::: DATA EXTRACT
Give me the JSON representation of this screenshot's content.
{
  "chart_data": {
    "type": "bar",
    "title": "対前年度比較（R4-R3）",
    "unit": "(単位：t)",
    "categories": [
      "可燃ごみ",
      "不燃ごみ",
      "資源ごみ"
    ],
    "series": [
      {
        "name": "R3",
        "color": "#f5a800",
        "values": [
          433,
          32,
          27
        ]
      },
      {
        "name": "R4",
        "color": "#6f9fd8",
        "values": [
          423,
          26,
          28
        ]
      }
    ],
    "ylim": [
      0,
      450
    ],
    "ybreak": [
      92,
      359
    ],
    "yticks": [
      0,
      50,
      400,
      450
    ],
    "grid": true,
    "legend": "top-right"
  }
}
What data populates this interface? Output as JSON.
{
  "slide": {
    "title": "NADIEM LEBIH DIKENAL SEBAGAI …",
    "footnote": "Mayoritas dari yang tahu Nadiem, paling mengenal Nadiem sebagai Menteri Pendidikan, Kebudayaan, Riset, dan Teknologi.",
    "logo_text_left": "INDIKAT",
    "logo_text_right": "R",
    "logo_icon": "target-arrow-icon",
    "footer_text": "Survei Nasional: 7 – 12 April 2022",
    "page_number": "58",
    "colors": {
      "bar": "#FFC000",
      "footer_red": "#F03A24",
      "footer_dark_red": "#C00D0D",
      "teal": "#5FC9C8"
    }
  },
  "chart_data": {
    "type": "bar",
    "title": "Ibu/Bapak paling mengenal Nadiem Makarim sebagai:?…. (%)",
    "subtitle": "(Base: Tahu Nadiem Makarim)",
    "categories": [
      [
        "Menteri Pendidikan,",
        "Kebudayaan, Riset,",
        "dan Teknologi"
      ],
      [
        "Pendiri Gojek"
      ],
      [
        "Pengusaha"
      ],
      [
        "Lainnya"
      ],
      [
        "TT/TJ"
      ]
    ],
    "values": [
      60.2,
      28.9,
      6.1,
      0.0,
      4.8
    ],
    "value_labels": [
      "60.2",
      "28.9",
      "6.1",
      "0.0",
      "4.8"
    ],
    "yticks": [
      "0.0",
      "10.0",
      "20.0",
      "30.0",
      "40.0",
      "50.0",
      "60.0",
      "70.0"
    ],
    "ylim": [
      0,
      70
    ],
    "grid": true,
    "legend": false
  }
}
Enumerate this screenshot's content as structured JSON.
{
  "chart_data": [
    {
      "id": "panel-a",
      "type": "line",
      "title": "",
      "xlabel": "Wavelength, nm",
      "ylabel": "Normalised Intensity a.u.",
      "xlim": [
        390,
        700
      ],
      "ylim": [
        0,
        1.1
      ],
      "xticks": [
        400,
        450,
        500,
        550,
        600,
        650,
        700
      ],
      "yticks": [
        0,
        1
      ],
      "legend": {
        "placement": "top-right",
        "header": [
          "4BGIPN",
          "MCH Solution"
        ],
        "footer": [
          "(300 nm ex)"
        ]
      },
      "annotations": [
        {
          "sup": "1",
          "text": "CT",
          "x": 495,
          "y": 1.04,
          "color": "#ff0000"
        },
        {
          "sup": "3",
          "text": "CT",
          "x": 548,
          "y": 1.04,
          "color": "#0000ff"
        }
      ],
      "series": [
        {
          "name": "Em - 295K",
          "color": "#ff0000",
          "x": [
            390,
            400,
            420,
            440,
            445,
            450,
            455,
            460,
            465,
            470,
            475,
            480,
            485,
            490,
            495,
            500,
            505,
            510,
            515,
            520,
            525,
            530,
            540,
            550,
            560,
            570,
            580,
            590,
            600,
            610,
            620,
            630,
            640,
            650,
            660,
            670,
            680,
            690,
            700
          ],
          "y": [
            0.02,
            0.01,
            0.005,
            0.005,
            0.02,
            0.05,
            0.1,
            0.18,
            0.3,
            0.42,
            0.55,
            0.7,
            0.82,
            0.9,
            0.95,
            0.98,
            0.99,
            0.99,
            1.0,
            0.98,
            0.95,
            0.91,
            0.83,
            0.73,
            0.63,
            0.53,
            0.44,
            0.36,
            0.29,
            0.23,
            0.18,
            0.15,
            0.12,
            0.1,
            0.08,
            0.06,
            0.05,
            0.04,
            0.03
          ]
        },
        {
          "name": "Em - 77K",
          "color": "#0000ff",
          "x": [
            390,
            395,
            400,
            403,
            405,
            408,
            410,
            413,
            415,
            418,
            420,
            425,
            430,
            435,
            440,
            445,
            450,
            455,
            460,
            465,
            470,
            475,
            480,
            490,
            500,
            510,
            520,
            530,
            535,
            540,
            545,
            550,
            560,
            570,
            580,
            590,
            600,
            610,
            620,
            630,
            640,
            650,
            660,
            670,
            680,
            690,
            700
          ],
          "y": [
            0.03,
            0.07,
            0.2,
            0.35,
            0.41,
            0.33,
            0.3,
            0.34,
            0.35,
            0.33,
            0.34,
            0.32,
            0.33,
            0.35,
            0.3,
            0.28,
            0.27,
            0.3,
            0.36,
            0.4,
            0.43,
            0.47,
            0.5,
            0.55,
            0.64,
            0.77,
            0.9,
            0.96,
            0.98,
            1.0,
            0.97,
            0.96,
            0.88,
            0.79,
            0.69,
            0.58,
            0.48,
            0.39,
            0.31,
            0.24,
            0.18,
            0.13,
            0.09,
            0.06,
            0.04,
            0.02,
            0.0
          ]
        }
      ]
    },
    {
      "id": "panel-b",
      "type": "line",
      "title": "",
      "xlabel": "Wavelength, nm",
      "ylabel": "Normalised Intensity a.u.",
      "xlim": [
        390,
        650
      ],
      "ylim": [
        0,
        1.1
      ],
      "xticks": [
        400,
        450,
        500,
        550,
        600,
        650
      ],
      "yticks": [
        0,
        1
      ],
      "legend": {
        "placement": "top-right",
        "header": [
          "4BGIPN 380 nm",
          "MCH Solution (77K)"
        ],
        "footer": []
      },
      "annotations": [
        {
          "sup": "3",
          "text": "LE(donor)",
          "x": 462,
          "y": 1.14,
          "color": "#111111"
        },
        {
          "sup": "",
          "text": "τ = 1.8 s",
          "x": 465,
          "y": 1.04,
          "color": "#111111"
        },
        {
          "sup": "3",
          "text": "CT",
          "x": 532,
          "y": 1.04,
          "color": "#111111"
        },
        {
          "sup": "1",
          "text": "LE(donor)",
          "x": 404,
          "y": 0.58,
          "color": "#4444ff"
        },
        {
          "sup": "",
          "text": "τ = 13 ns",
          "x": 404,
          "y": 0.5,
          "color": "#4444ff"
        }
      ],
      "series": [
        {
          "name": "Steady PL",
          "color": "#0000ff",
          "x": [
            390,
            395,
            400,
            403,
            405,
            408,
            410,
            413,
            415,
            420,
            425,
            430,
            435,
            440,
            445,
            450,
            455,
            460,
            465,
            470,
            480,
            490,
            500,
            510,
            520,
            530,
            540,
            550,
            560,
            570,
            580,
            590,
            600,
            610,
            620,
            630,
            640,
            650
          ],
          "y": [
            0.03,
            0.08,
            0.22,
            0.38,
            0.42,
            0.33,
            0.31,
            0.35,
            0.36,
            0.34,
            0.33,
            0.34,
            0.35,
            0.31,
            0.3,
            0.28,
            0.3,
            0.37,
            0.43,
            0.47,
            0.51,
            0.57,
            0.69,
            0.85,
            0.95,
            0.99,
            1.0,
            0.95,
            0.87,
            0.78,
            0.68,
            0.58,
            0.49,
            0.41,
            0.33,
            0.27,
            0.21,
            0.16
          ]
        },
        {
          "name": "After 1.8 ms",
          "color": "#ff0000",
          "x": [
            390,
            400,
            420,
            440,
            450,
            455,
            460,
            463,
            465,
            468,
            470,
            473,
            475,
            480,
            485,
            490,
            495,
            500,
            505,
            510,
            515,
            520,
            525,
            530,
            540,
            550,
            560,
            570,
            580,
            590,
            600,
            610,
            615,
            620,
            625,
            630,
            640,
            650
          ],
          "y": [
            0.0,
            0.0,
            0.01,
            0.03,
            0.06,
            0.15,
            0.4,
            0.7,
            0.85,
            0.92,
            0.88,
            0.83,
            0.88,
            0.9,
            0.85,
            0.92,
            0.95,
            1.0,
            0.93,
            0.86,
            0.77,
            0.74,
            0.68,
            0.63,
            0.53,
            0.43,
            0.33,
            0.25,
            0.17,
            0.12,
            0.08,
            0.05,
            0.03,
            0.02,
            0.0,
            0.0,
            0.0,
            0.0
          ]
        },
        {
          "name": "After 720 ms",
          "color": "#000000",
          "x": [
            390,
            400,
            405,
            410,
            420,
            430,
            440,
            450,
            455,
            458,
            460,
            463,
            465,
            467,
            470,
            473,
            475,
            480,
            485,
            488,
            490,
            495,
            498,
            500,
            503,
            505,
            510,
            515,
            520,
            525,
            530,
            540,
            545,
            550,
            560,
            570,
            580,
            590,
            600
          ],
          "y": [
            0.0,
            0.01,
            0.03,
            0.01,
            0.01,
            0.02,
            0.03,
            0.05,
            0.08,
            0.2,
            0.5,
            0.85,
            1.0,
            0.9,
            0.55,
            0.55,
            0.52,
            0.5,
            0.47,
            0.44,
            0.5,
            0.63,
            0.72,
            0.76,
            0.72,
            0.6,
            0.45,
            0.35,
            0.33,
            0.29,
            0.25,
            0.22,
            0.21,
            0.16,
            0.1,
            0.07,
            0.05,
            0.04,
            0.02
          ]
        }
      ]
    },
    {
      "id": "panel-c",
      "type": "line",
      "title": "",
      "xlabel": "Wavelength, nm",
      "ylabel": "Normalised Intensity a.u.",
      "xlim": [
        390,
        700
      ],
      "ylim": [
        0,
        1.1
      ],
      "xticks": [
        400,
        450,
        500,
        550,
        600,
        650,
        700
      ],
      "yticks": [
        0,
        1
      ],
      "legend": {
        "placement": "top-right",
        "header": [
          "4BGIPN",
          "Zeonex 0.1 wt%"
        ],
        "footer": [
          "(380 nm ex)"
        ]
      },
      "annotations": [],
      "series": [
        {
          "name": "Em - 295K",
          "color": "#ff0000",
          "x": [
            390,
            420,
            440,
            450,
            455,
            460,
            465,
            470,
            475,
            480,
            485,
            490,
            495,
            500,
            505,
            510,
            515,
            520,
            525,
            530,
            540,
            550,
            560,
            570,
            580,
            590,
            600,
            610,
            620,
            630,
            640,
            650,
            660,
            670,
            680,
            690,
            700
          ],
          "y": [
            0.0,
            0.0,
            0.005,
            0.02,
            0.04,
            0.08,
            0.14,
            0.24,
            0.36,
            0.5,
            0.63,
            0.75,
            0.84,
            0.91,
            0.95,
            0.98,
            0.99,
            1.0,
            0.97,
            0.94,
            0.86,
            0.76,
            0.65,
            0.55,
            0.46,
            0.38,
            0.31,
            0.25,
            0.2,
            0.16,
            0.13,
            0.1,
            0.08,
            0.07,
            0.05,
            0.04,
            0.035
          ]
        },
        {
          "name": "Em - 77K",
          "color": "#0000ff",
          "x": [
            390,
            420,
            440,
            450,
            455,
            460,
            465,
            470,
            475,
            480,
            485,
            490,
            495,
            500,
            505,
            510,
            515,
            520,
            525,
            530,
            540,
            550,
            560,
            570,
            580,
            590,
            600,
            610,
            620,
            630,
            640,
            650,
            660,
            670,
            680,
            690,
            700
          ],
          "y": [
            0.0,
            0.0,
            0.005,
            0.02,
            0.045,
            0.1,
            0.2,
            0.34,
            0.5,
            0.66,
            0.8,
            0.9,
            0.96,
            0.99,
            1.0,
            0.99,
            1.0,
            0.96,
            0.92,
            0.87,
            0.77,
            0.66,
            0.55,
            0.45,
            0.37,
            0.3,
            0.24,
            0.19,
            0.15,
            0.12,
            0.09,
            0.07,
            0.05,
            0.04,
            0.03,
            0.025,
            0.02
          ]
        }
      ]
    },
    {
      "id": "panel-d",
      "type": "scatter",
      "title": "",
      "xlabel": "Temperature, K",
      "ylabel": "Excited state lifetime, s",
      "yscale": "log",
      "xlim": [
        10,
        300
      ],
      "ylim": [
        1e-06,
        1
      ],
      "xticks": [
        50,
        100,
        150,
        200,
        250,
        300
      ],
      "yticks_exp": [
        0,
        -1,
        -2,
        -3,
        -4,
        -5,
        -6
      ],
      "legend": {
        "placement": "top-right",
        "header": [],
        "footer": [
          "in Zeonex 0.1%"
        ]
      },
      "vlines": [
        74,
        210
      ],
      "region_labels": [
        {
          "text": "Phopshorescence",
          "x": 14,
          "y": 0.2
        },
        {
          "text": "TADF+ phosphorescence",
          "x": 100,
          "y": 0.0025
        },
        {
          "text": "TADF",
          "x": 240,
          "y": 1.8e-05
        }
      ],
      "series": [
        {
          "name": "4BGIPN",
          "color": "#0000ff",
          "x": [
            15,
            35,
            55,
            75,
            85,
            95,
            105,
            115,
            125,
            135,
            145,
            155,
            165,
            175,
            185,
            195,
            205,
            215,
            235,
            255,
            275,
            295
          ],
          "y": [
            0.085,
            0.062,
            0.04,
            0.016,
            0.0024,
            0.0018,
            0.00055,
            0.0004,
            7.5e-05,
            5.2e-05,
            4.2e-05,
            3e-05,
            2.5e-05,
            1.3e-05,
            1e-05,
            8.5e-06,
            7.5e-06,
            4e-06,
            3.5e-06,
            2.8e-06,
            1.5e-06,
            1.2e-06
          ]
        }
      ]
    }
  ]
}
::::::
WRITTEN EXERCISE
Pull every line containing "Riset" out of the data above.

IN RESPONSE
    "footnote": "Mayoritas dari yang tahu Nadiem, paling mengenal Nadiem sebagai Menteri Pendidikan, Kebudayaan, Riset, dan Teknologi.",
        "Kebudayaan, Riset,",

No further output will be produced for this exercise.